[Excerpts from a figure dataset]
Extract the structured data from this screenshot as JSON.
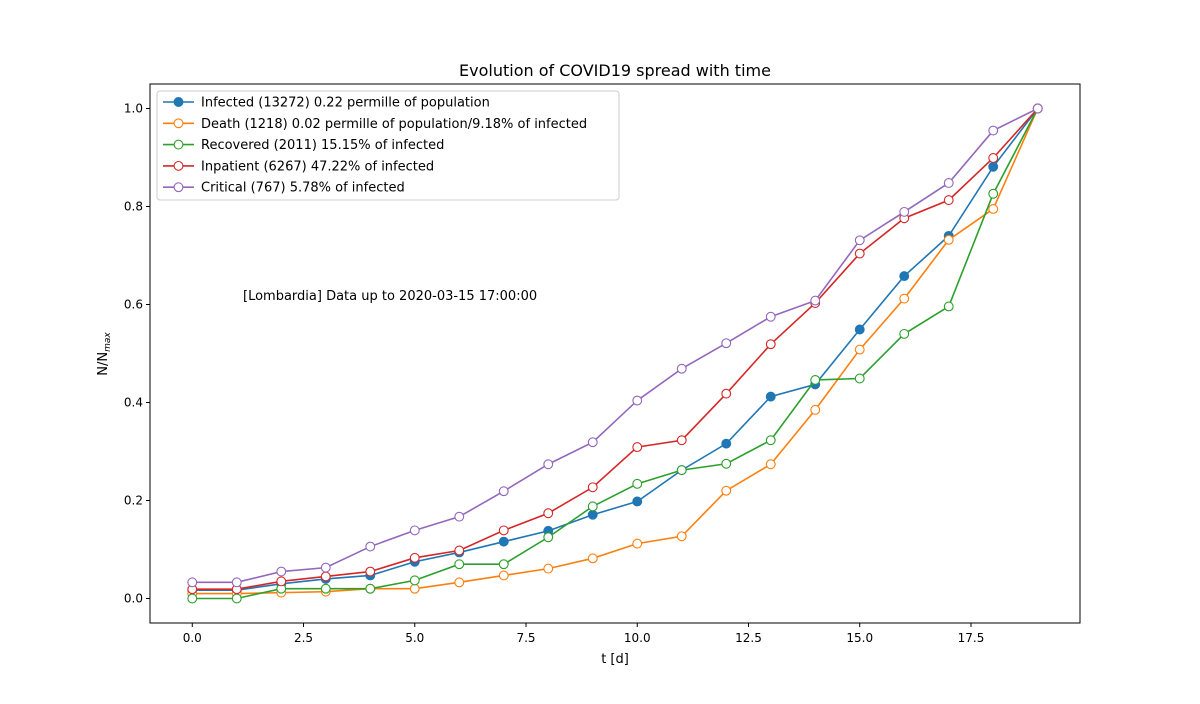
{
  "chart_data": {
    "type": "line",
    "title": "Evolution of COVID19 spread with time",
    "xlabel": "t [d]",
    "ylabel_main": "N/N",
    "ylabel_sub": "max",
    "annotation": "[Lombardia] Data up to 2020-03-15 17:00:00",
    "xlim": [
      -0.95,
      19.95
    ],
    "ylim": [
      -0.05,
      1.05
    ],
    "xticks": [
      0.0,
      2.5,
      5.0,
      7.5,
      10.0,
      12.5,
      15.0,
      17.5
    ],
    "xtick_labels": [
      "0.0",
      "2.5",
      "5.0",
      "7.5",
      "10.0",
      "12.5",
      "15.0",
      "17.5"
    ],
    "yticks": [
      0.0,
      0.2,
      0.4,
      0.6,
      0.8,
      1.0
    ],
    "ytick_labels": [
      "0.0",
      "0.2",
      "0.4",
      "0.6",
      "0.8",
      "1.0"
    ],
    "grid": false,
    "legend_position": "top-left",
    "x": [
      0,
      1,
      2,
      3,
      4,
      5,
      6,
      7,
      8,
      9,
      10,
      11,
      12,
      13,
      14,
      15,
      16,
      17,
      18,
      19
    ],
    "series": [
      {
        "name": "Infected (13272) 0.22 permille of population",
        "color": "#1f77b4",
        "marker": "filled",
        "values": [
          0.017,
          0.017,
          0.03,
          0.04,
          0.047,
          0.075,
          0.094,
          0.116,
          0.138,
          0.171,
          0.198,
          0.262,
          0.316,
          0.412,
          0.437,
          0.549,
          0.658,
          0.74,
          0.881,
          1.0
        ]
      },
      {
        "name": "Death (1218) 0.02 permille of population/9.18% of infected",
        "color": "#ff7f0e",
        "marker": "hollow",
        "values": [
          0.01,
          0.01,
          0.012,
          0.014,
          0.02,
          0.02,
          0.033,
          0.047,
          0.061,
          0.082,
          0.112,
          0.127,
          0.22,
          0.274,
          0.385,
          0.508,
          0.612,
          0.732,
          0.795,
          1.0
        ]
      },
      {
        "name": "Recovered (2011) 15.15% of infected",
        "color": "#2ca02c",
        "marker": "hollow",
        "values": [
          0.0,
          0.0,
          0.02,
          0.02,
          0.02,
          0.037,
          0.07,
          0.07,
          0.125,
          0.188,
          0.234,
          0.262,
          0.275,
          0.323,
          0.446,
          0.449,
          0.54,
          0.596,
          0.826,
          1.0
        ]
      },
      {
        "name": "Inpatient (6267) 47.22% of infected",
        "color": "#d62728",
        "marker": "hollow",
        "values": [
          0.019,
          0.019,
          0.035,
          0.045,
          0.055,
          0.083,
          0.098,
          0.139,
          0.174,
          0.227,
          0.309,
          0.323,
          0.418,
          0.519,
          0.603,
          0.704,
          0.776,
          0.813,
          0.899,
          1.0
        ]
      },
      {
        "name": "Critical (767) 5.78% of infected",
        "color": "#9467bd",
        "marker": "hollow",
        "values": [
          0.033,
          0.033,
          0.055,
          0.063,
          0.106,
          0.139,
          0.167,
          0.219,
          0.274,
          0.319,
          0.404,
          0.469,
          0.521,
          0.575,
          0.608,
          0.731,
          0.789,
          0.848,
          0.955,
          1.0
        ]
      }
    ]
  }
}
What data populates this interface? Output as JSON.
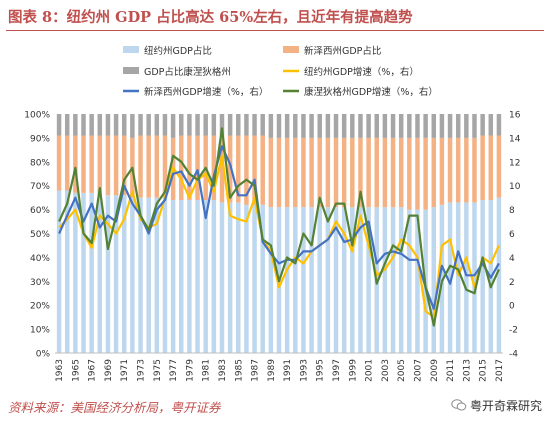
{
  "figure": {
    "title": "图表 8：纽约州 GDP 占比高达 65%左右，且近年有提高趋势",
    "source": "资料来源：美国经济分析局，粤开证券",
    "watermark": "粤开奇霖研究"
  },
  "chart_data": {
    "type": "bar",
    "stacked": true,
    "x": [
      1963,
      1964,
      1965,
      1966,
      1967,
      1968,
      1969,
      1970,
      1971,
      1972,
      1973,
      1974,
      1975,
      1976,
      1977,
      1978,
      1979,
      1980,
      1981,
      1982,
      1983,
      1984,
      1985,
      1986,
      1987,
      1988,
      1989,
      1990,
      1991,
      1992,
      1993,
      1994,
      1995,
      1996,
      1997,
      1998,
      1999,
      2000,
      2001,
      2002,
      2003,
      2004,
      2005,
      2006,
      2007,
      2008,
      2009,
      2010,
      2011,
      2012,
      2013,
      2014,
      2015,
      2016,
      2017
    ],
    "xticks": [
      "1963",
      "1965",
      "1967",
      "1969",
      "1971",
      "1973",
      "1975",
      "1977",
      "1979",
      "1981",
      "1983",
      "1985",
      "1987",
      "1989",
      "1991",
      "1993",
      "1995",
      "1997",
      "1999",
      "2001",
      "2003",
      "2005",
      "2007",
      "2009",
      "2011",
      "2013",
      "2015",
      "2017"
    ],
    "ylim_left": [
      0,
      100
    ],
    "yticks_left": [
      "0%",
      "10%",
      "20%",
      "30%",
      "40%",
      "50%",
      "60%",
      "70%",
      "80%",
      "90%",
      "100%"
    ],
    "ylim_right": [
      -4,
      16
    ],
    "yticks_right": [
      "-4",
      "-2",
      "0",
      "2",
      "4",
      "6",
      "8",
      "10",
      "12",
      "14",
      "16"
    ],
    "legend": [
      "纽约州GDP占比",
      "新泽西州GDP占比",
      "GDP占比康涅狄格州",
      "纽约州GDP增速（%，右）",
      "新泽西州GDP增速（%，右）",
      "康涅狄格州GDP增速（%，右）"
    ],
    "bars": [
      {
        "name": "纽约州GDP占比",
        "color": "#bdd7ee",
        "values": [
          68,
          68,
          67,
          67,
          67,
          67,
          66,
          66,
          66,
          65,
          65,
          65,
          65,
          65,
          64,
          64,
          64,
          64,
          64,
          64,
          63,
          63,
          63,
          62,
          62,
          62,
          61,
          61,
          61,
          61,
          61,
          61,
          61,
          61,
          61,
          61,
          61,
          61,
          61,
          61,
          61,
          61,
          61,
          60,
          60,
          60,
          61,
          62,
          63,
          63,
          63,
          63,
          64,
          64,
          65
        ]
      },
      {
        "name": "新泽西州GDP占比",
        "color": "#f4b183",
        "values": [
          23,
          23,
          24,
          24,
          24,
          24,
          25,
          25,
          25,
          25,
          26,
          26,
          26,
          26,
          26,
          27,
          27,
          27,
          27,
          27,
          28,
          28,
          28,
          29,
          29,
          29,
          29,
          29,
          29,
          29,
          29,
          29,
          29,
          29,
          29,
          29,
          29,
          29,
          29,
          29,
          29,
          29,
          29,
          30,
          30,
          30,
          29,
          28,
          27,
          27,
          27,
          27,
          27,
          27,
          26
        ]
      },
      {
        "name": "GDP占比康涅狄格州",
        "color": "#a6a6a6",
        "values": [
          9,
          9,
          9,
          9,
          9,
          9,
          9,
          9,
          9,
          10,
          9,
          9,
          9,
          9,
          10,
          9,
          9,
          9,
          9,
          9,
          9,
          9,
          9,
          9,
          9,
          9,
          10,
          10,
          10,
          10,
          10,
          10,
          10,
          10,
          10,
          10,
          10,
          10,
          10,
          10,
          10,
          10,
          10,
          10,
          10,
          10,
          10,
          10,
          10,
          10,
          10,
          10,
          9,
          9,
          9
        ]
      }
    ],
    "lines": [
      {
        "name": "纽约州GDP增速（%，右）",
        "color": "#ffc000",
        "values": [
          6.5,
          7.2,
          8.0,
          6.0,
          4.8,
          7.5,
          6.8,
          6.0,
          7.2,
          9.5,
          7.2,
          6.5,
          6.8,
          9.0,
          11.5,
          10.5,
          9.0,
          10.5,
          11.0,
          9.5,
          12.5,
          7.5,
          7.2,
          7.0,
          9.0,
          5.5,
          4.5,
          1.5,
          3.0,
          4.0,
          3.5,
          4.5,
          5.0,
          5.5,
          7.0,
          6.0,
          4.5,
          7.5,
          5.0,
          2.5,
          3.0,
          4.0,
          5.5,
          5.0,
          4.0,
          -0.5,
          -1.0,
          5.0,
          5.5,
          2.5,
          4.0,
          1.5,
          4.0,
          3.5,
          5.0
        ]
      },
      {
        "name": "新泽西州GDP增速（%，右）",
        "color": "#4472c4",
        "values": [
          6.0,
          7.5,
          9.0,
          7.0,
          8.5,
          6.5,
          7.5,
          7.0,
          10.0,
          8.5,
          7.5,
          6.0,
          8.0,
          8.8,
          11.0,
          11.2,
          10.0,
          11.3,
          7.3,
          10.8,
          13.3,
          11.8,
          9.2,
          9.2,
          10.5,
          5.3,
          4.3,
          3.5,
          3.8,
          3.8,
          4.5,
          4.5,
          5.0,
          5.5,
          6.5,
          5.3,
          5.5,
          6.5,
          7.0,
          3.5,
          4.3,
          4.5,
          4.3,
          3.8,
          3.8,
          1.5,
          -0.3,
          3.3,
          1.8,
          4.5,
          2.5,
          2.5,
          3.5,
          2.3,
          3.5
        ]
      },
      {
        "name": "康涅狄格州GDP增速（%，右）",
        "color": "#548235",
        "values": [
          7.0,
          8.5,
          11.5,
          6.0,
          5.2,
          9.8,
          4.7,
          7.5,
          10.5,
          11.5,
          7.5,
          6.3,
          8.5,
          9.5,
          12.5,
          12.0,
          11.0,
          10.5,
          11.5,
          10.0,
          14.8,
          9.0,
          10.0,
          10.5,
          10.0,
          5.5,
          5.0,
          2.0,
          4.0,
          3.5,
          6.0,
          5.0,
          9.0,
          7.0,
          8.5,
          8.5,
          5.0,
          9.5,
          6.0,
          1.8,
          3.5,
          5.0,
          4.5,
          7.5,
          7.5,
          1.5,
          -1.7,
          2.0,
          3.3,
          3.0,
          1.3,
          1.0,
          4.0,
          1.5,
          3.0
        ]
      }
    ]
  }
}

--- Instruction ---
Filter the listing above by the word "color"; copy each line that passes.

--- Complete answer ---
        "color": "#1f77b4",
        "color": "#ff7f0e",
        "color": "#2ca02c",
        "color": "#d62728",
        "color": "#9467bd",
        "color": "#bdd7ee",
        "color": "#f4b183",
        "color": "#a6a6a6",
        "color": "#ffc000",
        "color": "#4472c4",
        "color": "#548235",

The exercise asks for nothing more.